*AVAILABLE DATA:*
[start]

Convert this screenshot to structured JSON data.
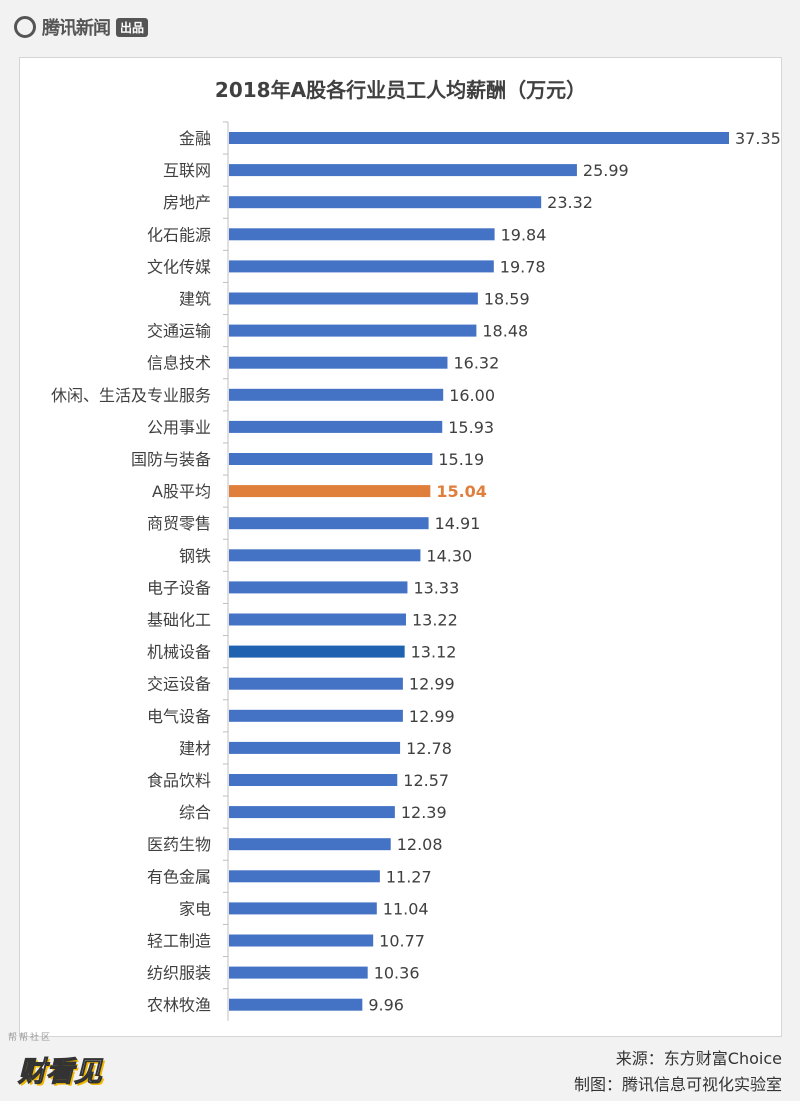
{
  "header": {
    "logo_text": "腾讯新闻",
    "logo_tag": "出品"
  },
  "watermark": {
    "small": "帮帮社区",
    "big": "财看见"
  },
  "source": {
    "line1": "来源：东方财富Choice",
    "line2": "制图：腾讯信息可视化实验室"
  },
  "colors": {
    "bar": "#4472C4",
    "highlight": "#E07E3C",
    "emphasis": "#1F63B0",
    "axis": "#BFBFBF"
  },
  "chart_data": {
    "type": "bar",
    "orientation": "horizontal",
    "title": "2018年A股各行业员工人均薪酬（万元）",
    "categories": [
      "金融",
      "互联网",
      "房地产",
      "化石能源",
      "文化传媒",
      "建筑",
      "交通运输",
      "信息技术",
      "休闲、生活及专业服务",
      "公用事业",
      "国防与装备",
      "A股平均",
      "商贸零售",
      "钢铁",
      "电子设备",
      "基础化工",
      "机械设备",
      "交运设备",
      "电气设备",
      "建材",
      "食品饮料",
      "综合",
      "医药生物",
      "有色金属",
      "家电",
      "轻工制造",
      "纺织服装",
      "农林牧渔"
    ],
    "values": [
      37.35,
      25.99,
      23.32,
      19.84,
      19.78,
      18.59,
      18.48,
      16.32,
      16.0,
      15.93,
      15.19,
      15.04,
      14.91,
      14.3,
      13.33,
      13.22,
      13.12,
      12.99,
      12.99,
      12.78,
      12.57,
      12.39,
      12.08,
      11.27,
      11.04,
      10.77,
      10.36,
      9.96
    ],
    "value_labels": [
      "37.35",
      "25.99",
      "23.32",
      "19.84",
      "19.78",
      "18.59",
      "18.48",
      "16.32",
      "16.00",
      "15.93",
      "15.19",
      "15.04",
      "14.91",
      "14.30",
      "13.33",
      "13.22",
      "13.12",
      "12.99",
      "12.99",
      "12.78",
      "12.57",
      "12.39",
      "12.08",
      "11.27",
      "11.04",
      "10.77",
      "10.36",
      "9.96"
    ],
    "highlight_category": "A股平均",
    "emphasis_category": "机械设备",
    "xlim": [
      0,
      37.35
    ],
    "grid": false,
    "legend": "none"
  }
}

[end]

*WHAT IS BEING ASKED:* The entries above should be reproduced exactly, without their pictures.

*FINISHED TASK:*
Convert this screenshot to structured JSON data.
{
  "header": {
    "logo_text": "腾讯新闻",
    "logo_tag": "出品"
  },
  "watermark": {
    "small": "帮帮社区",
    "big": "财看见"
  },
  "source": {
    "line1": "来源：东方财富Choice",
    "line2": "制图：腾讯信息可视化实验室"
  },
  "colors": {
    "bar": "#4472C4",
    "highlight": "#E07E3C",
    "emphasis": "#1F63B0",
    "axis": "#BFBFBF"
  },
  "chart_data": {
    "type": "bar",
    "orientation": "horizontal",
    "title": "2018年A股各行业员工人均薪酬（万元）",
    "categories": [
      "金融",
      "互联网",
      "房地产",
      "化石能源",
      "文化传媒",
      "建筑",
      "交通运输",
      "信息技术",
      "休闲、生活及专业服务",
      "公用事业",
      "国防与装备",
      "A股平均",
      "商贸零售",
      "钢铁",
      "电子设备",
      "基础化工",
      "机械设备",
      "交运设备",
      "电气设备",
      "建材",
      "食品饮料",
      "综合",
      "医药生物",
      "有色金属",
      "家电",
      "轻工制造",
      "纺织服装",
      "农林牧渔"
    ],
    "values": [
      37.35,
      25.99,
      23.32,
      19.84,
      19.78,
      18.59,
      18.48,
      16.32,
      16.0,
      15.93,
      15.19,
      15.04,
      14.91,
      14.3,
      13.33,
      13.22,
      13.12,
      12.99,
      12.99,
      12.78,
      12.57,
      12.39,
      12.08,
      11.27,
      11.04,
      10.77,
      10.36,
      9.96
    ],
    "value_labels": [
      "37.35",
      "25.99",
      "23.32",
      "19.84",
      "19.78",
      "18.59",
      "18.48",
      "16.32",
      "16.00",
      "15.93",
      "15.19",
      "15.04",
      "14.91",
      "14.30",
      "13.33",
      "13.22",
      "13.12",
      "12.99",
      "12.99",
      "12.78",
      "12.57",
      "12.39",
      "12.08",
      "11.27",
      "11.04",
      "10.77",
      "10.36",
      "9.96"
    ],
    "highlight_category": "A股平均",
    "emphasis_category": "机械设备",
    "xlim": [
      0,
      37.35
    ],
    "grid": false,
    "legend": "none"
  }
}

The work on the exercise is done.